■ Stated problem ■
Search the data for the word "боты". Reproduce every line where it is found.

■ Listing ■
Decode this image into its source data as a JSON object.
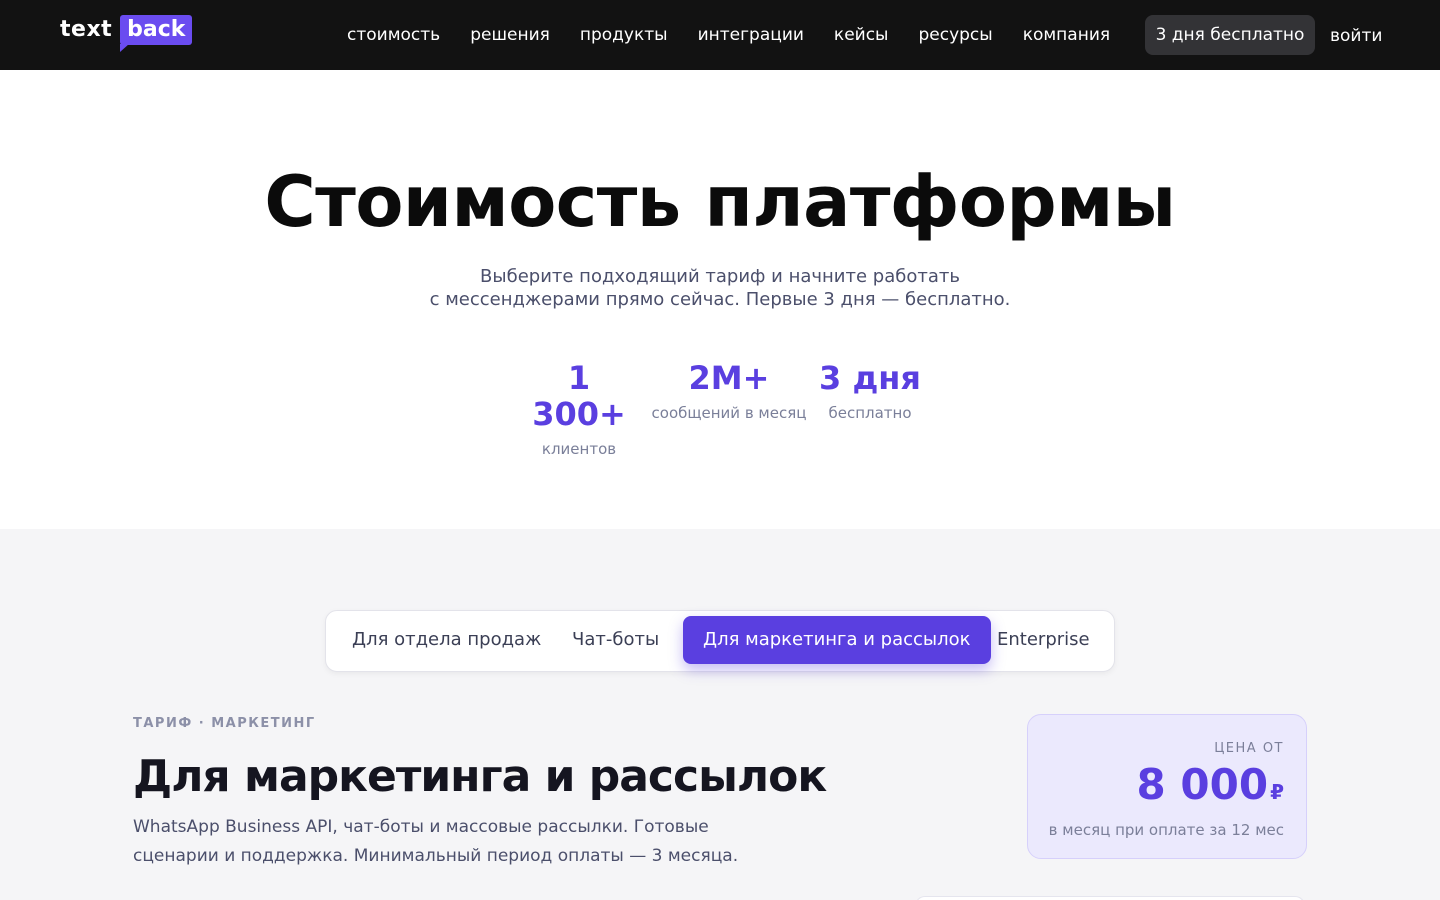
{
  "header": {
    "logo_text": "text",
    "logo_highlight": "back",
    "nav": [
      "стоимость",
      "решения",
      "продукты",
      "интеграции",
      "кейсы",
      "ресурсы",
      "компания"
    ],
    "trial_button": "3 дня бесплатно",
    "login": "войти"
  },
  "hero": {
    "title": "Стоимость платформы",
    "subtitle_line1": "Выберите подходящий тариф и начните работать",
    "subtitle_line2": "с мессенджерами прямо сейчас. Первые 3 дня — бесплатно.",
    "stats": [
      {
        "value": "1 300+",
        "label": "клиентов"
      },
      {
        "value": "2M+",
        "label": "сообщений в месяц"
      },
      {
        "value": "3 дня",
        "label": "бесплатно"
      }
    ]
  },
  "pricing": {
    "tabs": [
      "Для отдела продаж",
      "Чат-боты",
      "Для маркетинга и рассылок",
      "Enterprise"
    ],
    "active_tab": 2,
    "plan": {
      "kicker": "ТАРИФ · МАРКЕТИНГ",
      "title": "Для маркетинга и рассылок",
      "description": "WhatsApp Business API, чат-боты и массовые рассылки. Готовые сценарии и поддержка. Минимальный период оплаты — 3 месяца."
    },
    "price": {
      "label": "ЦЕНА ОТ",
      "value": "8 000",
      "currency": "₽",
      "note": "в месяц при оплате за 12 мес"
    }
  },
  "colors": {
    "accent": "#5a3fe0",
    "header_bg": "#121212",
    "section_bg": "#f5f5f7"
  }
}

■ Answer ■
      "Чат-боты",
      "description": "WhatsApp Business API, чат-боты и массовые рассылки. Готовые сценарии и поддержка. Минимальный период оплаты — 3 месяца."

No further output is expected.